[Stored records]
────────

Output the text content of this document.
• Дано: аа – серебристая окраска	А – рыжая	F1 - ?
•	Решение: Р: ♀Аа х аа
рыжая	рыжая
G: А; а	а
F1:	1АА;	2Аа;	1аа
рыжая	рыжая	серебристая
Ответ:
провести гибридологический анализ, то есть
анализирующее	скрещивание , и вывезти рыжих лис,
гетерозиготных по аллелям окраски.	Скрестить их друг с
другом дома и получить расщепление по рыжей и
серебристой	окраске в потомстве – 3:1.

────────

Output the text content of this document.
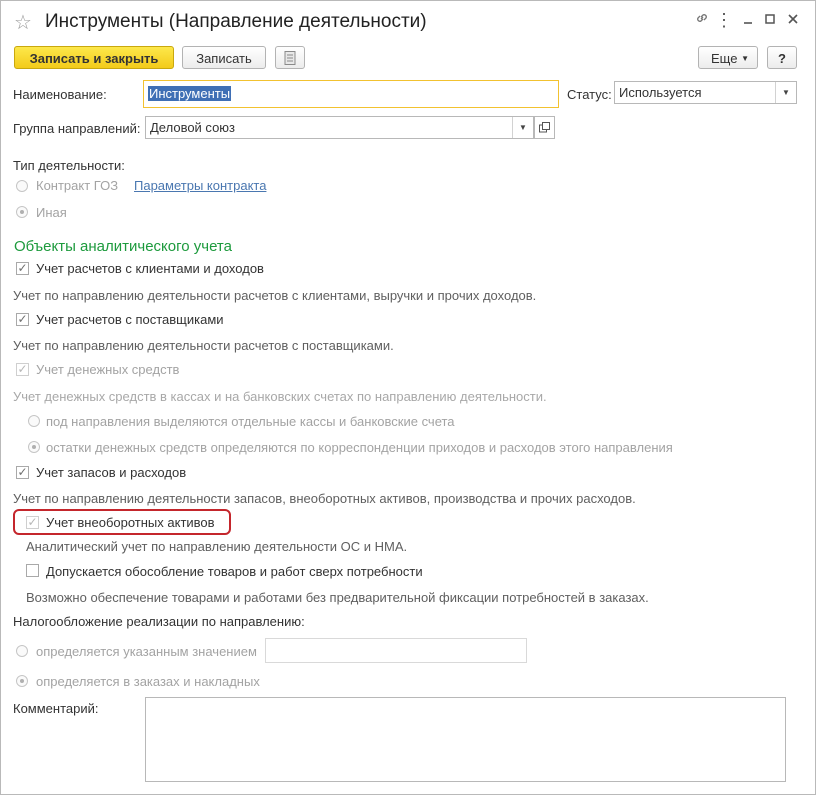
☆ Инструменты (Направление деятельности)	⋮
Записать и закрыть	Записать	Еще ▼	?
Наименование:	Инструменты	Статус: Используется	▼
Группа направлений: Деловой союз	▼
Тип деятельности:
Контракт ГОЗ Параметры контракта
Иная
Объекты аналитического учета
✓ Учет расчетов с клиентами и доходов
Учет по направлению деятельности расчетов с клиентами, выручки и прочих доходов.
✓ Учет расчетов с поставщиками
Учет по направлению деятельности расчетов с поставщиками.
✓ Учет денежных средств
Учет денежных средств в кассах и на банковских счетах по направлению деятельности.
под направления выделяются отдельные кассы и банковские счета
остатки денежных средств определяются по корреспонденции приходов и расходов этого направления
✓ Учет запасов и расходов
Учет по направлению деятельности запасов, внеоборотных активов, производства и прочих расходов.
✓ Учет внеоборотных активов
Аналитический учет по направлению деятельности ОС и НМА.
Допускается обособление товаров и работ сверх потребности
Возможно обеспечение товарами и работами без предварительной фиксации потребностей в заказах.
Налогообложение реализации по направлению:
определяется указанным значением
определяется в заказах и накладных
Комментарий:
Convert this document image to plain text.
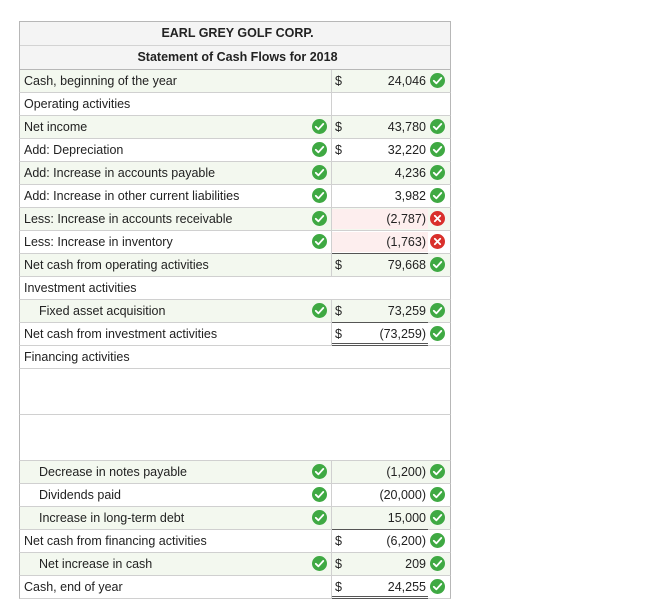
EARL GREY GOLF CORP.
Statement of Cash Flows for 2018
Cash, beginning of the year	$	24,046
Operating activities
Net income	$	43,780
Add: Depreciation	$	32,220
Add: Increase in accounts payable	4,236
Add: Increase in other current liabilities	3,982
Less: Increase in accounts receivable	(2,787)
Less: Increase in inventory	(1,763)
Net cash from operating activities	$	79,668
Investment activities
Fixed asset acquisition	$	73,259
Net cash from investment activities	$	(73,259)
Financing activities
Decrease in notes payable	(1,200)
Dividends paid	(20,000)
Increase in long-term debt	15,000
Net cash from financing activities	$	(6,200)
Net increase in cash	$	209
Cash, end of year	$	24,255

────────

**Task instructions**
Select the lines that carry the string "accounts" and copy them.

**Finished task**
Add: Increase in accounts payable	4,236
Less: Increase in accounts receivable	(2,787)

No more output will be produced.